Collected data entries.
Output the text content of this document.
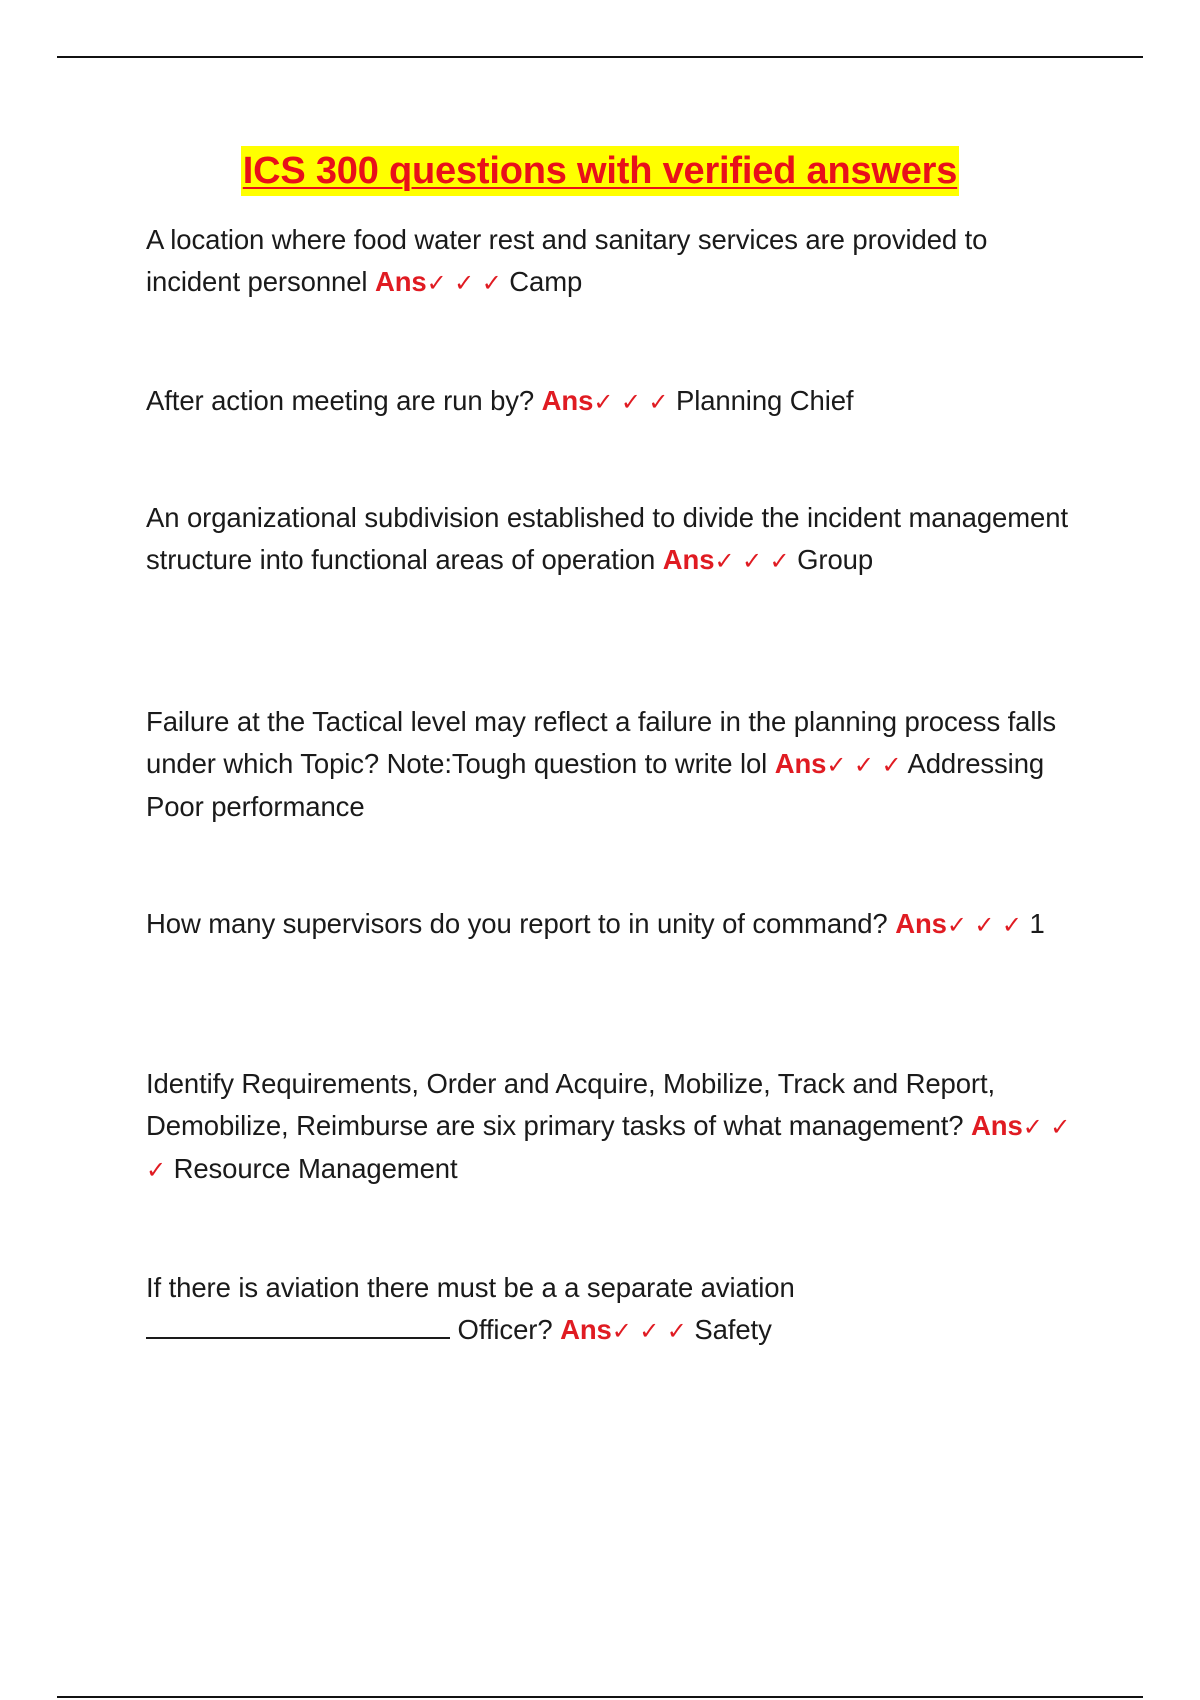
ICS 300 questions with verified answers

A location where food water rest and sanitary services are provided to incident personnel Ans✓ ✓ ✓ Camp

After action meeting are run by? Ans✓ ✓ ✓ Planning Chief

An organizational subdivision established to divide the incident management structure into functional areas of operation Ans✓ ✓ ✓ Group

Failure at the Tactical level may reflect a failure in the planning process falls under which Topic? Note:Tough question to write lol Ans✓ ✓ ✓ Addressing Poor performance

How many supervisors do you report to in unity of command? Ans✓ ✓ ✓ 1

Identify Requirements, Order and Acquire, Mobilize, Track and Report, Demobilize, Reimburse are six primary tasks of what management? Ans✓ ✓ ✓ Resource Management

If there is aviation there must be a a separate aviation
Officer? Ans✓ ✓ ✓ Safety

Instruction. Look through the entries above; copy each line where the string "management" appears.

Task output.
An organizational subdivision established to divide the incident management structure into functional areas of operation Ans✓ ✓ ✓ Group
Identify Requirements, Order and Acquire, Mobilize, Track and Report, Demobilize, Reimburse are six primary tasks of what management? Ans✓ ✓ ✓ Resource Management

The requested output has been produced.